* **EXCERPT TO READ**
Nobody would mistake an English vineyard for one in Champagne. Walking through Gusbourne’s Boot Hill Vineyard with the winemaker Charlie Holland on a blustery, misty fall day, I noted that the rows of vines were far wider than one would find in Champagne, and the vines trained higher on their trellises.
In order to achieve ripeness in the colder English climate, the vines need to be planted less densely than in France, Mr. Holland said, to minimize the competition. And the vines need to have a denser canopy of leaves to promote photosynthesis, so the rows have to be wider apart so the leaves in one row won’t shade the fruit in another.
“It’s not the same parameters as in Champagne, and not the same ripeness levels,” Mr. Holland said.
Indeed, the Champagne region was once considered a marginal climate, on the blurry edge of the line at which grapes could reliably ripen. Thirty years ago, it was a struggle. Now, with climate change, the issue is whether Champagne is getting too warm.
The edge has now moved up to the south of England, where everybody agrees that the 2018 vintage was the biggest and best ever for sparkling wine.
“It was a fantastic, happy year for English wine,” said Tamara Roberts, chief executive of Ridgeview Estate in Sussex, a family operation that planted its first vines in the South Downs in 1995. It was so good that many estates spent the harvest scrambling for vats and tanks to hold the unexpected volume of wine.
Yet 2016 and ’17 were both lean harvests. Late spring frosts after early bud breaks kept yields low. Still, the years were not as bad as 2012, when the weather was so wretched virtually no wine was made at all.
“Yields are going to fluctuate,” said Mr. Sugrue of Wiston Estate, who also makes sparkling wine under his own label Sugrue “The Trouble With Dreams.” “It’s one of the challenges in England, and I don’t think it will ever change.”
Even so, the best English producers seem to have a ready market for their wine, whether it’s people looking for alternatives to Champagne or Prosecco, which is hugely popular in England, or those simply driven by curiosity.

* **CHALLENGE A**
Copy the records word for word, starting at the first line of the records and ending with the line that contains "43, 88, 56]", both included.

* **SUPPLIED MATERIAL**
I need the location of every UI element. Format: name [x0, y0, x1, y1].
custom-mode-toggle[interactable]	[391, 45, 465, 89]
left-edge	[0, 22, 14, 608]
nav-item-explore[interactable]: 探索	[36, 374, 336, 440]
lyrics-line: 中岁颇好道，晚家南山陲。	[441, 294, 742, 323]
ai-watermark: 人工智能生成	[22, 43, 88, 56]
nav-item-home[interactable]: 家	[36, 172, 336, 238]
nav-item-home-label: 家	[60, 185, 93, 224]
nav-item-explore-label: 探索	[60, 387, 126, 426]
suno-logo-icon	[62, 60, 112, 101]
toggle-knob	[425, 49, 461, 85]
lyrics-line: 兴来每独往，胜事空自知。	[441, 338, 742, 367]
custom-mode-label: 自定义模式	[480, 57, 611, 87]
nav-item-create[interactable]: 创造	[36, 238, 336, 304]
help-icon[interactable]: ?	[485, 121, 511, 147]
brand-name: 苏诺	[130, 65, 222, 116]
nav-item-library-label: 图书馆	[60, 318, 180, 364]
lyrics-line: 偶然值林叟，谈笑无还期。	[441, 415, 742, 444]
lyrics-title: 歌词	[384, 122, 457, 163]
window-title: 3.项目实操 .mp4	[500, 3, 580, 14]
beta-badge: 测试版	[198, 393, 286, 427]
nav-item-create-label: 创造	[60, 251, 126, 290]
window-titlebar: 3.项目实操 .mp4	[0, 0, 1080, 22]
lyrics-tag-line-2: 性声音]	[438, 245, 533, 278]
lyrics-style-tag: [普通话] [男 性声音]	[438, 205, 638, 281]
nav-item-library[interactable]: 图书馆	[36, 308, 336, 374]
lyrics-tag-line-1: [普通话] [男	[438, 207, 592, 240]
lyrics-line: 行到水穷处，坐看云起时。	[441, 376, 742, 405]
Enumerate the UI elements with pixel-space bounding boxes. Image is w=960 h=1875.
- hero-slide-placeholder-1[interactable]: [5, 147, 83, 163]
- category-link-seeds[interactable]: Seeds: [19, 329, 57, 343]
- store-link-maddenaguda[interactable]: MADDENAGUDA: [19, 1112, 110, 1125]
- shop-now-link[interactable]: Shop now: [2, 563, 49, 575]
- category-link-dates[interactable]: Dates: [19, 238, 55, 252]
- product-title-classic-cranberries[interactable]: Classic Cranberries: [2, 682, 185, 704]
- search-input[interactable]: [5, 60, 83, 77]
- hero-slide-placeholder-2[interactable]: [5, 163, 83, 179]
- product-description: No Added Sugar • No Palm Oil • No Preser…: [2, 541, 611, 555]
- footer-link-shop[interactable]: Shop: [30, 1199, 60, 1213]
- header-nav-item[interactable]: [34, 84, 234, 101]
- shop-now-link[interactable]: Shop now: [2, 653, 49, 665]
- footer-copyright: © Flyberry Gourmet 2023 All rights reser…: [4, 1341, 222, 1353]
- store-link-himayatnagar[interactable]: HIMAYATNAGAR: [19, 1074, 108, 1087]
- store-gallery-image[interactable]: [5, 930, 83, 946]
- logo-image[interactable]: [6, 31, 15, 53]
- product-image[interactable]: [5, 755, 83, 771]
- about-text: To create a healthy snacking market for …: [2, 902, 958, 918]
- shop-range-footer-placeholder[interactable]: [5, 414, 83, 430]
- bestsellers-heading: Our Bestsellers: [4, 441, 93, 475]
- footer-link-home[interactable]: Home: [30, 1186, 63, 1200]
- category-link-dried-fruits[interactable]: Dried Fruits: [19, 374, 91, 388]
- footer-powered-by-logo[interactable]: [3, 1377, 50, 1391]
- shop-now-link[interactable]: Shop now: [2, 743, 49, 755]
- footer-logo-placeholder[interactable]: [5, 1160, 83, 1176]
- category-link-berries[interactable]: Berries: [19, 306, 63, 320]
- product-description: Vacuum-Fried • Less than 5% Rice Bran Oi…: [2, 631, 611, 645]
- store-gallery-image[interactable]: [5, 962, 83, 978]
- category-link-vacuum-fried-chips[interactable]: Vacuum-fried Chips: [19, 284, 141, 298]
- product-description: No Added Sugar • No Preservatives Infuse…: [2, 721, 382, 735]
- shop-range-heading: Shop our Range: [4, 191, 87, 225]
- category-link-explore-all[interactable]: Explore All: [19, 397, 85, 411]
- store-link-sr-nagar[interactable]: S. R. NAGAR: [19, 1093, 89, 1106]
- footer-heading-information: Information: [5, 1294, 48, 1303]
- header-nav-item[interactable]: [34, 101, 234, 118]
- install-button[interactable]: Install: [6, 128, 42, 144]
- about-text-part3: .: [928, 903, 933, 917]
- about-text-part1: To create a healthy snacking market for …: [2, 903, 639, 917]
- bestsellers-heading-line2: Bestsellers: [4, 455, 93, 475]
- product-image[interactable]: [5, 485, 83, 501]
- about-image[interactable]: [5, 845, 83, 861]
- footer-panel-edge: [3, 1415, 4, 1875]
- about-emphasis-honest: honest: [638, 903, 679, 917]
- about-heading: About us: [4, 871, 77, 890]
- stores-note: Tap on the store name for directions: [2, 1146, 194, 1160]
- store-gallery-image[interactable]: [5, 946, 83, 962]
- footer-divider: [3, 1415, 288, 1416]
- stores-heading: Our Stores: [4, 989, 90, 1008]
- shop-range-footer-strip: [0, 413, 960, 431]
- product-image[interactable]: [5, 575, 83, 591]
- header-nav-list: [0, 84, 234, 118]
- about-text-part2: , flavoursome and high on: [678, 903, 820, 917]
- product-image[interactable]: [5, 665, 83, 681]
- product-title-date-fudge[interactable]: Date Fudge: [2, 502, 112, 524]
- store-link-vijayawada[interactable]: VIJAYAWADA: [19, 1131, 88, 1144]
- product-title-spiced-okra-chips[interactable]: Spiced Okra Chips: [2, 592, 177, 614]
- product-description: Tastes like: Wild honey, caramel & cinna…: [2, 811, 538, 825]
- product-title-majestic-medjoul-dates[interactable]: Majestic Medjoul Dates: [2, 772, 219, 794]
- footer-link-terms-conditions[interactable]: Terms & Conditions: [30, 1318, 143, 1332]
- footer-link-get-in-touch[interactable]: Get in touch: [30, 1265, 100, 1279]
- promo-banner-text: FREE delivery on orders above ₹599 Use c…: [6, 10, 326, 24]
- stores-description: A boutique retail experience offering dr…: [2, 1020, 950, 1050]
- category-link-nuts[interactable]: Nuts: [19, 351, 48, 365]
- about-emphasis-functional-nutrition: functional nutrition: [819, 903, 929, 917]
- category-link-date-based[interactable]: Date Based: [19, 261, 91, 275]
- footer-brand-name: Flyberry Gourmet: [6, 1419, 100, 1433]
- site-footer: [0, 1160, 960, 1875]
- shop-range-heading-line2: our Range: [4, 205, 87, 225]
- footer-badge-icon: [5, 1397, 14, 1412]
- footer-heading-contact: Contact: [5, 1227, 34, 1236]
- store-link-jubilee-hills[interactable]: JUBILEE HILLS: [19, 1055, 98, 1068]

* **CHALLENGE B**
List every calendar year that the English wine excerpt names with a number.

* **CORRECT ANSWER A**
I need the location of every UI element. Format: name [x0, y0, x1, y1].
custom-mode-toggle[interactable]	[391, 45, 465, 89]
left-edge	[0, 22, 14, 608]
nav-item-explore[interactable]: 探索	[36, 374, 336, 440]
lyrics-line: 中岁颇好道，晚家南山陲。	[441, 294, 742, 323]
ai-watermark: 人工智能生成	[22, 43, 88, 56]

* **CORRECT ANSWER B**
2018, 1995, 2016, ’17, 2012